## WHAT THE TASK REQUIRES
Every entry must be copied word for word.

>> start LISTED RECORDS

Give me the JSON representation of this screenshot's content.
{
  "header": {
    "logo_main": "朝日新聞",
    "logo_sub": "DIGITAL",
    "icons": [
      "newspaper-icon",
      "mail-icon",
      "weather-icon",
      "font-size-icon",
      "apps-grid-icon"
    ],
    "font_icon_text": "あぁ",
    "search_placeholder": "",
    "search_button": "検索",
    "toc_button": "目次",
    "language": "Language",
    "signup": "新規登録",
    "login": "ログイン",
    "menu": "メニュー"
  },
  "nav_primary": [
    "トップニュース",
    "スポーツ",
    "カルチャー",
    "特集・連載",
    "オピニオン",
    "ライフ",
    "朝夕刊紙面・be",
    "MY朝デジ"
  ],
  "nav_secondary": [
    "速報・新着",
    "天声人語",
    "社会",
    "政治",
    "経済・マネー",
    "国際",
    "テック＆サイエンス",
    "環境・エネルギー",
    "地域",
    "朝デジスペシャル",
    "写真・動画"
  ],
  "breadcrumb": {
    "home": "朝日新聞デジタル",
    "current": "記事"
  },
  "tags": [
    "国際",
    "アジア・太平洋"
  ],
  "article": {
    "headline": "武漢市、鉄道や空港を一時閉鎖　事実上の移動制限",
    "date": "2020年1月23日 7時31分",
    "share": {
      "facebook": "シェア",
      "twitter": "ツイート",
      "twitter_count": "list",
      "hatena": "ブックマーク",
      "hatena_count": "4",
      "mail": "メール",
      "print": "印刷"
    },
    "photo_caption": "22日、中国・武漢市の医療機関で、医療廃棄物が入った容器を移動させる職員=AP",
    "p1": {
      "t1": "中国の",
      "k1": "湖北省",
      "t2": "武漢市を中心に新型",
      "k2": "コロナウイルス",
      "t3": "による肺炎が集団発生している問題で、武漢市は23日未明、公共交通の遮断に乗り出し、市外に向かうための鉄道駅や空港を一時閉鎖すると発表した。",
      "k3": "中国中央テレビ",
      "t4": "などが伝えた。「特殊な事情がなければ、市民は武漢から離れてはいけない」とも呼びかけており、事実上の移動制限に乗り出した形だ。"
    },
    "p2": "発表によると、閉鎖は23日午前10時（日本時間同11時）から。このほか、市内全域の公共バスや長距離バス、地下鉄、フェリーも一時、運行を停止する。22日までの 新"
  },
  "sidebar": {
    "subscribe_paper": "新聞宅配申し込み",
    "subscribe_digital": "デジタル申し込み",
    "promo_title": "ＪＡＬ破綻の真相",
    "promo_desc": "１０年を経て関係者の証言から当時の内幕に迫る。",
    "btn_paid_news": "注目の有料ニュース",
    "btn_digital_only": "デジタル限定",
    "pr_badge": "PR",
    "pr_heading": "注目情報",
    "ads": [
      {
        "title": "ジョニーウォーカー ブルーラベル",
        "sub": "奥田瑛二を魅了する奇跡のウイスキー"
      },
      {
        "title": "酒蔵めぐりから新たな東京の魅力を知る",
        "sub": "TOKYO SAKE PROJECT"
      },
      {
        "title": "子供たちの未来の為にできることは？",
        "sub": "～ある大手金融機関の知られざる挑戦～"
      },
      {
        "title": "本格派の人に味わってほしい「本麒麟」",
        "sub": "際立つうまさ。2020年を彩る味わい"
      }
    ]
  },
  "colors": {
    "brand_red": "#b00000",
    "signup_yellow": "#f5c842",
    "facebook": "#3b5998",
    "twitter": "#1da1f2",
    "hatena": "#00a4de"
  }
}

>> end LISTED RECORDS

## SOLVED EXERCISE
Give me the JSON representation of this screenshot's content.
{
  "header": {
    "logo_main": "朝日新聞",
    "logo_sub": "DIGITAL",
    "icons": [
      "newspaper-icon",
      "mail-icon",
      "weather-icon",
      "font-size-icon",
      "apps-grid-icon"
    ],
    "font_icon_text": "あぁ",
    "search_placeholder": "",
    "search_button": "検索",
    "toc_button": "目次",
    "language": "Language",
    "signup": "新規登録",
    "login": "ログイン",
    "menu": "メニュー"
  },
  "nav_primary": [
    "トップニュース",
    "スポーツ",
    "カルチャー",
    "特集・連載",
    "オピニオン",
    "ライフ",
    "朝夕刊紙面・be",
    "MY朝デジ"
  ],
  "nav_secondary": [
    "速報・新着",
    "天声人語",
    "社会",
    "政治",
    "経済・マネー",
    "国際",
    "テック＆サイエンス",
    "環境・エネルギー",
    "地域",
    "朝デジスペシャル",
    "写真・動画"
  ],
  "breadcrumb": {
    "home": "朝日新聞デジタル",
    "current": "記事"
  },
  "tags": [
    "国際",
    "アジア・太平洋"
  ],
  "article": {
    "headline": "武漢市、鉄道や空港を一時閉鎖　事実上の移動制限",
    "date": "2020年1月23日 7時31分",
    "share": {
      "facebook": "シェア",
      "twitter": "ツイート",
      "twitter_count": "list",
      "hatena": "ブックマーク",
      "hatena_count": "4",
      "mail": "メール",
      "print": "印刷"
    },
    "photo_caption": "22日、中国・武漢市の医療機関で、医療廃棄物が入った容器を移動させる職員=AP",
    "p1": {
      "t1": "中国の",
      "k1": "湖北省",
      "t2": "武漢市を中心に新型",
      "k2": "コロナウイルス",
      "t3": "による肺炎が集団発生している問題で、武漢市は23日未明、公共交通の遮断に乗り出し、市外に向かうための鉄道駅や空港を一時閉鎖すると発表した。",
      "k3": "中国中央テレビ",
      "t4": "などが伝えた。「特殊な事情がなければ、市民は武漢から離れてはいけない」とも呼びかけており、事実上の移動制限に乗り出した形だ。"
    },
    "p2": "発表によると、閉鎖は23日午前10時（日本時間同11時）から。このほか、市内全域の公共バスや長距離バス、地下鉄、フェリーも一時、運行を停止する。22日までの 新"
  },
  "sidebar": {
    "subscribe_paper": "新聞宅配申し込み",
    "subscribe_digital": "デジタル申し込み",
    "promo_title": "ＪＡＬ破綻の真相",
    "promo_desc": "１０年を経て関係者の証言から当時の内幕に迫る。",
    "btn_paid_news": "注目の有料ニュース",
    "btn_digital_only": "デジタル限定",
    "pr_badge": "PR",
    "pr_heading": "注目情報",
    "ads": [
      {
        "title": "ジョニーウォーカー ブルーラベル",
        "sub": "奥田瑛二を魅了する奇跡のウイスキー"
      },
      {
        "title": "酒蔵めぐりから新たな東京の魅力を知る",
        "sub": "TOKYO SAKE PROJECT"
      },
      {
        "title": "子供たちの未来の為にできることは？",
        "sub": "～ある大手金融機関の知られざる挑戦～"
      },
      {
        "title": "本格派の人に味わってほしい「本麒麟」",
        "sub": "際立つうまさ。2020年を彩る味わい"
      }
    ]
  },
  "colors": {
    "brand_red": "#b00000",
    "signup_yellow": "#f5c842",
    "facebook": "#3b5998",
    "twitter": "#1da1f2",
    "hatena": "#00a4de"
  }
}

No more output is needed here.